■ Task prompt: All of the data needs to be repeated exactly.

--- begin Data rows ---

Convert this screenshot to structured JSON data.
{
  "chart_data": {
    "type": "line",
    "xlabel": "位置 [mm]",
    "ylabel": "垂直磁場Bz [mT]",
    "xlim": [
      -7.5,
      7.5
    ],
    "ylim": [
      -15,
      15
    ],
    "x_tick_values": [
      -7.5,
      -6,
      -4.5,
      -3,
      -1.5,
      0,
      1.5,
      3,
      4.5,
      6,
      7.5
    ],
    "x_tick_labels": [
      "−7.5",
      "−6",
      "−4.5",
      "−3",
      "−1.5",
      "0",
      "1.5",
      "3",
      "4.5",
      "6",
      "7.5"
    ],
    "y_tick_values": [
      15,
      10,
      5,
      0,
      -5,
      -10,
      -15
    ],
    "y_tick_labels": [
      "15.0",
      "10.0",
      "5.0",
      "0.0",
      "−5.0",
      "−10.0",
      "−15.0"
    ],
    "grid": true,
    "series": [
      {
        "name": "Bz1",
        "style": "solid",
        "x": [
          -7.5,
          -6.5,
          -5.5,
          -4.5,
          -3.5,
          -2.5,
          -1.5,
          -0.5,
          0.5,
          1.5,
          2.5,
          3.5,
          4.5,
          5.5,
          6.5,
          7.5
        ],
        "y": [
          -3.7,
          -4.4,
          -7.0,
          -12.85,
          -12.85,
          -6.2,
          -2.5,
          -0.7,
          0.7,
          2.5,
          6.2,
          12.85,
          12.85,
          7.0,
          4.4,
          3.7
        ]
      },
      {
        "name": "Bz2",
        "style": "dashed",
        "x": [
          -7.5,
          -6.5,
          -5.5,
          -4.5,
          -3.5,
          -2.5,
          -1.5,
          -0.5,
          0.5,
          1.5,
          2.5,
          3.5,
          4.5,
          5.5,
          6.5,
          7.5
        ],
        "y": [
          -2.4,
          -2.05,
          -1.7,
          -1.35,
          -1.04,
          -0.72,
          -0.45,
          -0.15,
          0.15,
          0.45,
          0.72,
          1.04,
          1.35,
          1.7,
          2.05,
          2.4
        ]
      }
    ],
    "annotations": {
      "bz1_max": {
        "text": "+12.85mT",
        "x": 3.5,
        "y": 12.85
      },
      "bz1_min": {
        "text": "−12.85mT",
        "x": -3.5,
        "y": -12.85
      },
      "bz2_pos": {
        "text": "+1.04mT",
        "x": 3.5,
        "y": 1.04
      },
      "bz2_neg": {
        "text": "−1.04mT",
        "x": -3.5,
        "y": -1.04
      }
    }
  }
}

--- end Data rows ---

■ Answer to this exercise:
Convert this screenshot to structured JSON data.
{
  "chart_data": {
    "type": "line",
    "xlabel": "位置 [mm]",
    "ylabel": "垂直磁場Bz [mT]",
    "xlim": [
      -7.5,
      7.5
    ],
    "ylim": [
      -15,
      15
    ],
    "x_tick_values": [
      -7.5,
      -6,
      -4.5,
      -3,
      -1.5,
      0,
      1.5,
      3,
      4.5,
      6,
      7.5
    ],
    "x_tick_labels": [
      "−7.5",
      "−6",
      "−4.5",
      "−3",
      "−1.5",
      "0",
      "1.5",
      "3",
      "4.5",
      "6",
      "7.5"
    ],
    "y_tick_values": [
      15,
      10,
      5,
      0,
      -5,
      -10,
      -15
    ],
    "y_tick_labels": [
      "15.0",
      "10.0",
      "5.0",
      "0.0",
      "−5.0",
      "−10.0",
      "−15.0"
    ],
    "grid": true,
    "series": [
      {
        "name": "Bz1",
        "style": "solid",
        "x": [
          -7.5,
          -6.5,
          -5.5,
          -4.5,
          -3.5,
          -2.5,
          -1.5,
          -0.5,
          0.5,
          1.5,
          2.5,
          3.5,
          4.5,
          5.5,
          6.5,
          7.5
        ],
        "y": [
          -3.7,
          -4.4,
          -7.0,
          -12.85,
          -12.85,
          -6.2,
          -2.5,
          -0.7,
          0.7,
          2.5,
          6.2,
          12.85,
          12.85,
          7.0,
          4.4,
          3.7
        ]
      },
      {
        "name": "Bz2",
        "style": "dashed",
        "x": [
          -7.5,
          -6.5,
          -5.5,
          -4.5,
          -3.5,
          -2.5,
          -1.5,
          -0.5,
          0.5,
          1.5,
          2.5,
          3.5,
          4.5,
          5.5,
          6.5,
          7.5
        ],
        "y": [
          -2.4,
          -2.05,
          -1.7,
          -1.35,
          -1.04,
          -0.72,
          -0.45,
          -0.15,
          0.15,
          0.45,
          0.72,
          1.04,
          1.35,
          1.7,
          2.05,
          2.4
        ]
      }
    ],
    "annotations": {
      "bz1_max": {
        "text": "+12.85mT",
        "x": 3.5,
        "y": 12.85
      },
      "bz1_min": {
        "text": "−12.85mT",
        "x": -3.5,
        "y": -12.85
      },
      "bz2_pos": {
        "text": "+1.04mT",
        "x": 3.5,
        "y": 1.04
      },
      "bz2_neg": {
        "text": "−1.04mT",
        "x": -3.5,
        "y": -1.04
      }
    }
  }
}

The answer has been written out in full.